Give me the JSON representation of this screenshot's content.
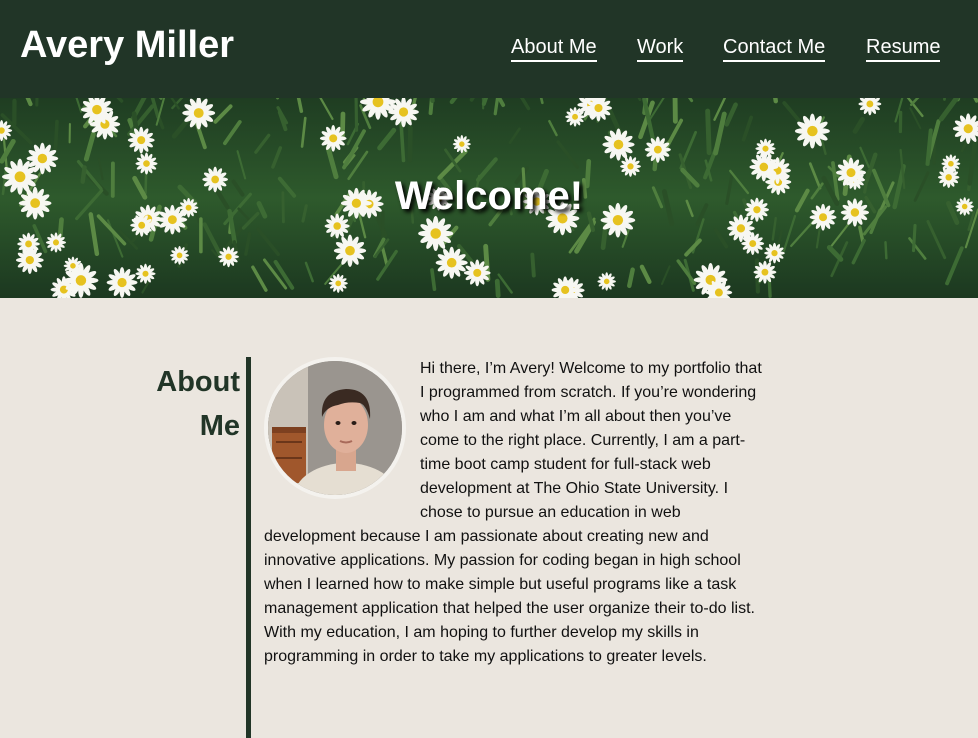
{
  "header": {
    "title": "Avery Miller",
    "nav": [
      {
        "label": "About Me"
      },
      {
        "label": "Work"
      },
      {
        "label": "Contact Me"
      },
      {
        "label": "Resume"
      }
    ]
  },
  "hero": {
    "heading": "Welcome!",
    "image": "daisy-field-photo"
  },
  "about": {
    "heading": "About Me",
    "avatar": "profile-photo",
    "text": "Hi there, I’m Avery! Welcome to my portfolio that I programmed from scratch. If you’re wondering who I am and what I’m all about then you’ve come to the right place. Currently, I am a part-time boot camp student for full-stack web development at The Ohio State University. I chose to pursue an education in web development because I am passionate about creating new and innovative applications. My passion for coding began in high school when I learned how to make simple but useful programs like a task management application that helped the user organize their to-do list. With my education, I am hoping to further develop my skills in programming in order to take my applications to greater levels."
  },
  "colors": {
    "header_bg": "#213527",
    "page_bg": "#ebe6df",
    "accent": "#213527"
  }
}
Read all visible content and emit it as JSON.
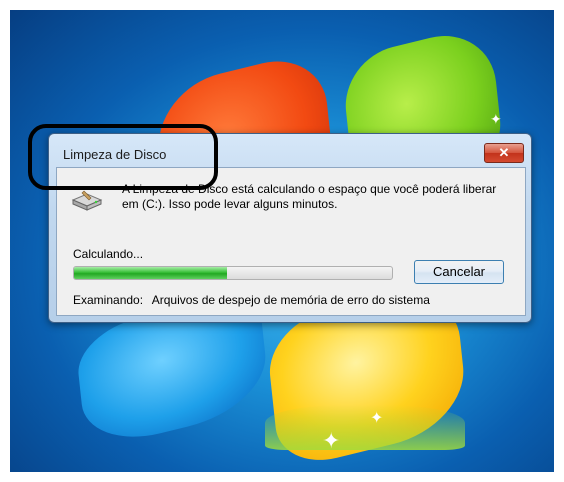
{
  "dialog": {
    "title": "Limpeza de Disco",
    "close_label": "✕",
    "description": "A Limpeza de Disco está calculando o espaço que você poderá liberar em  (C:). Isso pode levar alguns minutos.",
    "status_label": "Calculando...",
    "progress": 0.48,
    "cancel_label": "Cancelar",
    "examining_label": "Examinando:",
    "examining_value": "Arquivos de despejo de memória de erro do sistema"
  },
  "colors": {
    "progress_green": "#22a822",
    "close_red": "#c2321b",
    "title_bar": "#c1d8ef"
  },
  "icons": [
    "drive-cleanup-icon",
    "close-icon"
  ]
}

--------

Copy down every line of the material above that includes the string "JSON".

Give me the JSON representation of this screenshot's content.
Read all visible content and emit it as JSON.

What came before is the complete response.